* Written exercise
Lift out each line of the data that holds "name".

[Begin]

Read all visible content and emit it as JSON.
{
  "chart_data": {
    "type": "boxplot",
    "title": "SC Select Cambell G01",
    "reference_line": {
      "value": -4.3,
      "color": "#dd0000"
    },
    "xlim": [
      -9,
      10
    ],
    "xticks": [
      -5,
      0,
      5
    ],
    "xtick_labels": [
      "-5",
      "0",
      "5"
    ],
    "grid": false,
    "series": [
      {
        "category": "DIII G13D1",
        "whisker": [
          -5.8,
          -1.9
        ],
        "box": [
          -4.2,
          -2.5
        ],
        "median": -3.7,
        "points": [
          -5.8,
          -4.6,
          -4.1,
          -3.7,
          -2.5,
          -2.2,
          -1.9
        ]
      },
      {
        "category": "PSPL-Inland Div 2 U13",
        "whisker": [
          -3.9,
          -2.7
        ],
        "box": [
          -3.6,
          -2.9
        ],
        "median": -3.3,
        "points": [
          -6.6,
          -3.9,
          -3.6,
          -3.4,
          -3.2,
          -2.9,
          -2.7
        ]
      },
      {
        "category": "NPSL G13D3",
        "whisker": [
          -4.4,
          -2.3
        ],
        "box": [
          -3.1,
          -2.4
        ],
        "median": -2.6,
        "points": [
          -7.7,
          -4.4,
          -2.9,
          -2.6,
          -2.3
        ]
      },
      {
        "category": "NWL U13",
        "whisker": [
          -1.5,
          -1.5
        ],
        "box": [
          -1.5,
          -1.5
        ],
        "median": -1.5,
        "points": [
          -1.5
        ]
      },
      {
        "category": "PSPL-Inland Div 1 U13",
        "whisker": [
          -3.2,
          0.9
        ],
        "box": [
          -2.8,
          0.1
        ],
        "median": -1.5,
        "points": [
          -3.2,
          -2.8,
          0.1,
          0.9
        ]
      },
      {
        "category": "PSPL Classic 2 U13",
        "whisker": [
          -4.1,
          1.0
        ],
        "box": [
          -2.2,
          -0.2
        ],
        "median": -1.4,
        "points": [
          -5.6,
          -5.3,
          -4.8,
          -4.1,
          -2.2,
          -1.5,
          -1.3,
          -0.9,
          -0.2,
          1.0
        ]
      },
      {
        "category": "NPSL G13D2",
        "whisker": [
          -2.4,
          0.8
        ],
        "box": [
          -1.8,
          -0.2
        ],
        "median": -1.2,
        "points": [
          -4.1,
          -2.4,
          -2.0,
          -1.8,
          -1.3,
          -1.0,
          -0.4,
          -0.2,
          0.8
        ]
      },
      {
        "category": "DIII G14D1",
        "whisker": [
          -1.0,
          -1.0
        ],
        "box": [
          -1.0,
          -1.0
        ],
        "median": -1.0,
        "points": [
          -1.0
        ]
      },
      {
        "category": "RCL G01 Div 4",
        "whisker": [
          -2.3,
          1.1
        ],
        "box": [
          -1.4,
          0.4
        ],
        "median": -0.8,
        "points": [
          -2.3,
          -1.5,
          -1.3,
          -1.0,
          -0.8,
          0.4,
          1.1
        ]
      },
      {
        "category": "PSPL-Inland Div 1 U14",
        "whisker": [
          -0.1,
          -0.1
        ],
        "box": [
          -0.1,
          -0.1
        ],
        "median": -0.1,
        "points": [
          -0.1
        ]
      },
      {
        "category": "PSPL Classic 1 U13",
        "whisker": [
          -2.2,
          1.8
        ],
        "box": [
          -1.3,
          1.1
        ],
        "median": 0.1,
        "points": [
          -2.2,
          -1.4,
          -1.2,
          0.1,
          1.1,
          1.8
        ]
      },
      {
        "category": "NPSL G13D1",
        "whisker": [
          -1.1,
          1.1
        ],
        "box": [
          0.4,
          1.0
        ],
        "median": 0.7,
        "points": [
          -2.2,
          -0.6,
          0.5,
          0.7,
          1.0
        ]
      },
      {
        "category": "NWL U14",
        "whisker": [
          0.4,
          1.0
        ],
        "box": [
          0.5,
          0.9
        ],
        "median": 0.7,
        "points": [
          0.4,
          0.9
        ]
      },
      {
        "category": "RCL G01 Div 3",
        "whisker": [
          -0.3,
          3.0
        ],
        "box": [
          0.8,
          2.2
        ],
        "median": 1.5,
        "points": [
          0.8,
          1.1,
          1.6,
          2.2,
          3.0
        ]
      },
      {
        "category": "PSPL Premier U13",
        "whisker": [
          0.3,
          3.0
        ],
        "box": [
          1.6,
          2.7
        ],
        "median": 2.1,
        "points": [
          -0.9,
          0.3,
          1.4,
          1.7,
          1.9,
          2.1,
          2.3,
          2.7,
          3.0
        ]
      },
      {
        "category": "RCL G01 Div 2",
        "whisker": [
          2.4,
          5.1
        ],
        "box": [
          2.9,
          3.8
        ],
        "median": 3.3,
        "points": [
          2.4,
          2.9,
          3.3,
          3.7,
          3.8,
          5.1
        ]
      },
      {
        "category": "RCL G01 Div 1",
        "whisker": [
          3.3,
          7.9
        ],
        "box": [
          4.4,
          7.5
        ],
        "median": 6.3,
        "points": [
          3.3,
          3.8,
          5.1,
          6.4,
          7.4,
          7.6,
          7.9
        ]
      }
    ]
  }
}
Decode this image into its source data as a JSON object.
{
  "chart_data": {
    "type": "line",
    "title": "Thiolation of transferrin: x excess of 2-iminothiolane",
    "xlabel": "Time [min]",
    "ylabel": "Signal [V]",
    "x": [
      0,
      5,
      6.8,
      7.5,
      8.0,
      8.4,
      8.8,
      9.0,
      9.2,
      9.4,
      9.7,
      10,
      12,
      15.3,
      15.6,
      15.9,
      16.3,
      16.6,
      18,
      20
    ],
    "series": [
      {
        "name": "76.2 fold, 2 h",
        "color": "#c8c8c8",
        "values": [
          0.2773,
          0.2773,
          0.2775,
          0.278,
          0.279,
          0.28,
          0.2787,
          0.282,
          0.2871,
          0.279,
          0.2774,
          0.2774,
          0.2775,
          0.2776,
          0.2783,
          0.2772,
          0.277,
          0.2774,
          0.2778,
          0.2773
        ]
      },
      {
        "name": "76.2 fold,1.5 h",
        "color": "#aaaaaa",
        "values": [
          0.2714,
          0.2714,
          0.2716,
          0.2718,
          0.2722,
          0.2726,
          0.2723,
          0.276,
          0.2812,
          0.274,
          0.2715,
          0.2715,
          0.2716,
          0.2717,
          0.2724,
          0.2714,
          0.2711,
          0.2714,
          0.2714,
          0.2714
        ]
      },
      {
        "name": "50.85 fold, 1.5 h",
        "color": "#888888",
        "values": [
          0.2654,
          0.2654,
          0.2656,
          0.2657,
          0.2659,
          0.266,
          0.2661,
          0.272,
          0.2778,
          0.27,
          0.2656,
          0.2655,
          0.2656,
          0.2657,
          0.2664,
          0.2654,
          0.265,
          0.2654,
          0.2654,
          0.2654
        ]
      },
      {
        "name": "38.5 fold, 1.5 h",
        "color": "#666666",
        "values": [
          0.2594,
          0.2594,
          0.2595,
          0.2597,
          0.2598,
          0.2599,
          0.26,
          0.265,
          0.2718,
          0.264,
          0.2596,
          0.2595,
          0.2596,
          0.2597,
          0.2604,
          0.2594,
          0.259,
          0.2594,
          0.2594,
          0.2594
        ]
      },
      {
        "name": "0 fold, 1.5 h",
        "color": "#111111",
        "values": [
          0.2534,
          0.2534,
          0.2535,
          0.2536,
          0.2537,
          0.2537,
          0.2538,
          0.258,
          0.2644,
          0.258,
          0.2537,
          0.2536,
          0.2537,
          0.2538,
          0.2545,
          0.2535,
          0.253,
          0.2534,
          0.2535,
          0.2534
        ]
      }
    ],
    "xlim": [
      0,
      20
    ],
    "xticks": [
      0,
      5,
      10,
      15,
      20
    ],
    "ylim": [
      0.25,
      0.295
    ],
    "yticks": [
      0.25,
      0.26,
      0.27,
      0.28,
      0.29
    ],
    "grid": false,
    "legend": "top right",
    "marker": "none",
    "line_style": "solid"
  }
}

[End]

* Answer to the exercise
        "name": "76.2 fold, 2 h",
        "name": "76.2 fold,1.5 h",
        "name": "50.85 fold, 1.5 h",
        "name": "38.5 fold, 1.5 h",
        "name": "0 fold, 1.5 h",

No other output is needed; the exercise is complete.